Data lines
+ + + + + + +

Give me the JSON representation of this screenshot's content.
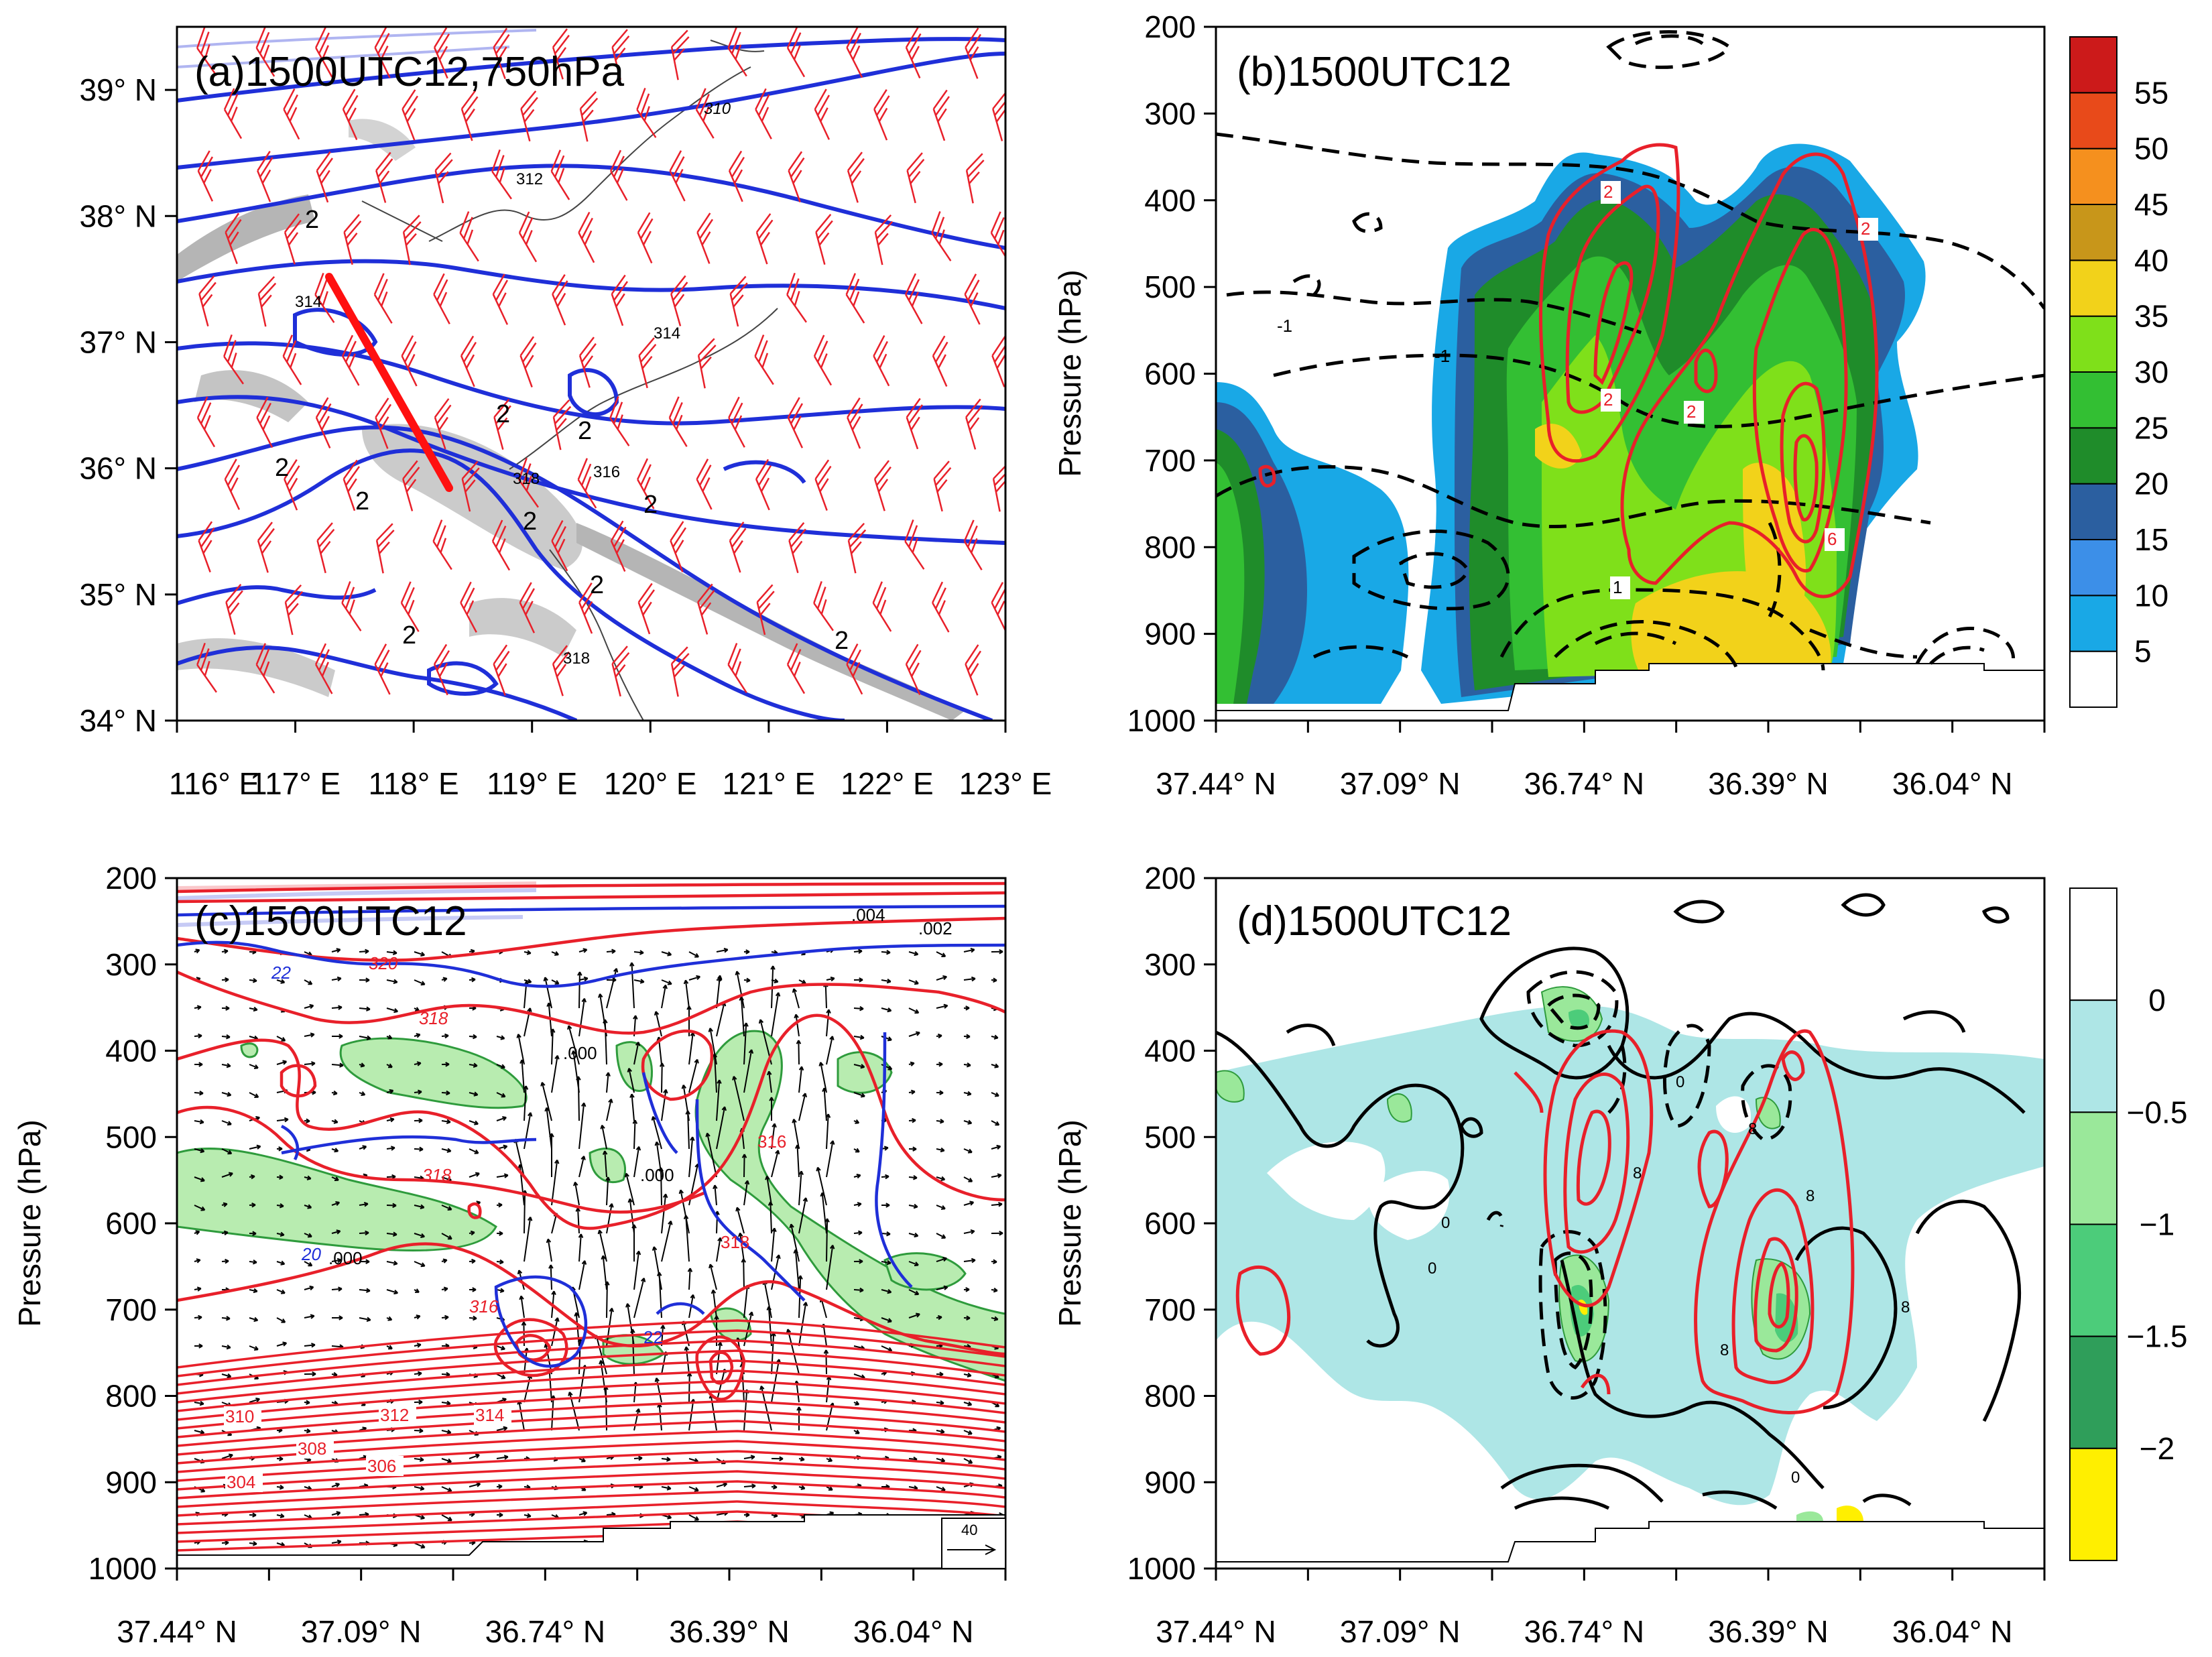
{
  "chart_data": [
    {
      "type": "contour-map",
      "panel": "a",
      "title": "(a)1500UTC12,750hPa",
      "x": {
        "ticks": [
          116,
          117,
          118,
          119,
          120,
          121,
          122,
          123
        ],
        "tick_labels": [
          "116° E",
          "117° E",
          "118° E",
          "119° E",
          "120° E",
          "121° E",
          "122° E",
          "123° E"
        ],
        "range": [
          116,
          123
        ]
      },
      "y": {
        "ticks": [
          34,
          35,
          36,
          37,
          38,
          39
        ],
        "tick_labels": [
          "34° N",
          "35° N",
          "36° N",
          "37° N",
          "38° N",
          "39° N"
        ],
        "range": [
          34,
          39.5
        ]
      },
      "theta_e_contour_labels": [
        "310",
        "312",
        "314",
        "314",
        "316",
        "318",
        "318"
      ],
      "other_contour_labels": [
        "2",
        "2",
        "2",
        "2",
        "2",
        "2",
        "2",
        "2",
        "2",
        "2"
      ],
      "cross_section_line": {
        "start": [
          117.3,
          37.5
        ],
        "end": [
          118.3,
          35.85
        ]
      }
    },
    {
      "type": "filled-contour",
      "panel": "b",
      "title": "(b)1500UTC12",
      "xlabel": "",
      "ylabel": "Pressure (hPa)",
      "x_tick_labels": [
        "37.44° N",
        "37.09° N",
        "36.74° N",
        "36.39° N",
        "36.04° N"
      ],
      "y_ticks": [
        200,
        300,
        400,
        500,
        600,
        700,
        800,
        900,
        1000
      ],
      "ylim": [
        1000,
        200
      ],
      "colorbar_levels": [
        5,
        10,
        15,
        20,
        25,
        30,
        35,
        40,
        45,
        50,
        55
      ],
      "colorbar_colors": [
        "#ffffff",
        "#19a8e6",
        "#3c8fe8",
        "#2b5fa0",
        "#1f8c2a",
        "#33bf33",
        "#7fe01a",
        "#f2d21a",
        "#c8961a",
        "#f5901e",
        "#e84a1a",
        "#cc1a1a"
      ],
      "contour_labels": [
        "2",
        "2",
        "2",
        "2",
        "6",
        "1",
        "-1",
        "-1"
      ]
    },
    {
      "type": "contour-vector",
      "panel": "c",
      "title": "(c)1500UTC12",
      "ylabel": "Pressure (hPa)",
      "x_tick_labels": [
        "37.44° N",
        "37.09° N",
        "36.74° N",
        "36.39° N",
        "36.04° N"
      ],
      "y_ticks": [
        200,
        300,
        400,
        500,
        600,
        700,
        800,
        900,
        1000
      ],
      "ylim": [
        1000,
        200
      ],
      "theta_e_labels": [
        "304",
        "306",
        "308",
        "310",
        "312",
        "314",
        "316",
        "318",
        "318",
        "318",
        "320",
        "316"
      ],
      "other_labels": [
        ".000",
        ".000",
        ".000",
        ".002",
        ".004",
        "22",
        "20",
        "22"
      ],
      "reference_vector": "40"
    },
    {
      "type": "filled-contour",
      "panel": "d",
      "title": "(d)1500UTC12",
      "ylabel": "Pressure (hPa)",
      "x_tick_labels": [
        "37.44° N",
        "37.09° N",
        "36.74° N",
        "36.39° N",
        "36.04° N"
      ],
      "y_ticks": [
        200,
        300,
        400,
        500,
        600,
        700,
        800,
        900,
        1000
      ],
      "ylim": [
        1000,
        200
      ],
      "colorbar_levels": [
        0,
        -0.5,
        -1,
        -1.5,
        -2
      ],
      "colorbar_level_labels": [
        "0",
        "−0.5",
        "−1",
        "−1.5",
        "−2"
      ],
      "colorbar_colors": [
        "#ffffff",
        "#aee6e6",
        "#9ae89a",
        "#4ccc7a",
        "#2f9e5a",
        "#ffef00"
      ],
      "contour_labels": [
        "0",
        "0",
        "0",
        "0",
        "8",
        "8",
        "8",
        "8",
        "8"
      ]
    }
  ]
}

+ + + + + + +

Without the pictures, return the entries exactly as they appear.

Give me the JSON representation of this screenshot's content.
{
  "chart_data": [
    {
      "type": "contour-map",
      "panel": "a",
      "title": "(a)1500UTC12,750hPa",
      "x": {
        "ticks": [
          116,
          117,
          118,
          119,
          120,
          121,
          122,
          123
        ],
        "tick_labels": [
          "116° E",
          "117° E",
          "118° E",
          "119° E",
          "120° E",
          "121° E",
          "122° E",
          "123° E"
        ],
        "range": [
          116,
          123
        ]
      },
      "y": {
        "ticks": [
          34,
          35,
          36,
          37,
          38,
          39
        ],
        "tick_labels": [
          "34° N",
          "35° N",
          "36° N",
          "37° N",
          "38° N",
          "39° N"
        ],
        "range": [
          34,
          39.5
        ]
      },
      "theta_e_contour_labels": [
        "310",
        "312",
        "314",
        "314",
        "316",
        "318",
        "318"
      ],
      "other_contour_labels": [
        "2",
        "2",
        "2",
        "2",
        "2",
        "2",
        "2",
        "2",
        "2",
        "2"
      ],
      "cross_section_line": {
        "start": [
          117.3,
          37.5
        ],
        "end": [
          118.3,
          35.85
        ]
      }
    },
    {
      "type": "filled-contour",
      "panel": "b",
      "title": "(b)1500UTC12",
      "xlabel": "",
      "ylabel": "Pressure (hPa)",
      "x_tick_labels": [
        "37.44° N",
        "37.09° N",
        "36.74° N",
        "36.39° N",
        "36.04° N"
      ],
      "y_ticks": [
        200,
        300,
        400,
        500,
        600,
        700,
        800,
        900,
        1000
      ],
      "ylim": [
        1000,
        200
      ],
      "colorbar_levels": [
        5,
        10,
        15,
        20,
        25,
        30,
        35,
        40,
        45,
        50,
        55
      ],
      "colorbar_colors": [
        "#ffffff",
        "#19a8e6",
        "#3c8fe8",
        "#2b5fa0",
        "#1f8c2a",
        "#33bf33",
        "#7fe01a",
        "#f2d21a",
        "#c8961a",
        "#f5901e",
        "#e84a1a",
        "#cc1a1a"
      ],
      "contour_labels": [
        "2",
        "2",
        "2",
        "2",
        "6",
        "1",
        "-1",
        "-1"
      ]
    },
    {
      "type": "contour-vector",
      "panel": "c",
      "title": "(c)1500UTC12",
      "ylabel": "Pressure (hPa)",
      "x_tick_labels": [
        "37.44° N",
        "37.09° N",
        "36.74° N",
        "36.39° N",
        "36.04° N"
      ],
      "y_ticks": [
        200,
        300,
        400,
        500,
        600,
        700,
        800,
        900,
        1000
      ],
      "ylim": [
        1000,
        200
      ],
      "theta_e_labels": [
        "304",
        "306",
        "308",
        "310",
        "312",
        "314",
        "316",
        "318",
        "318",
        "318",
        "320",
        "316"
      ],
      "other_labels": [
        ".000",
        ".000",
        ".000",
        ".002",
        ".004",
        "22",
        "20",
        "22"
      ],
      "reference_vector": "40"
    },
    {
      "type": "filled-contour",
      "panel": "d",
      "title": "(d)1500UTC12",
      "ylabel": "Pressure (hPa)",
      "x_tick_labels": [
        "37.44° N",
        "37.09° N",
        "36.74° N",
        "36.39° N",
        "36.04° N"
      ],
      "y_ticks": [
        200,
        300,
        400,
        500,
        600,
        700,
        800,
        900,
        1000
      ],
      "ylim": [
        1000,
        200
      ],
      "colorbar_levels": [
        0,
        -0.5,
        -1,
        -1.5,
        -2
      ],
      "colorbar_level_labels": [
        "0",
        "−0.5",
        "−1",
        "−1.5",
        "−2"
      ],
      "colorbar_colors": [
        "#ffffff",
        "#aee6e6",
        "#9ae89a",
        "#4ccc7a",
        "#2f9e5a",
        "#ffef00"
      ],
      "contour_labels": [
        "0",
        "0",
        "0",
        "0",
        "8",
        "8",
        "8",
        "8",
        "8"
      ]
    }
  ]
}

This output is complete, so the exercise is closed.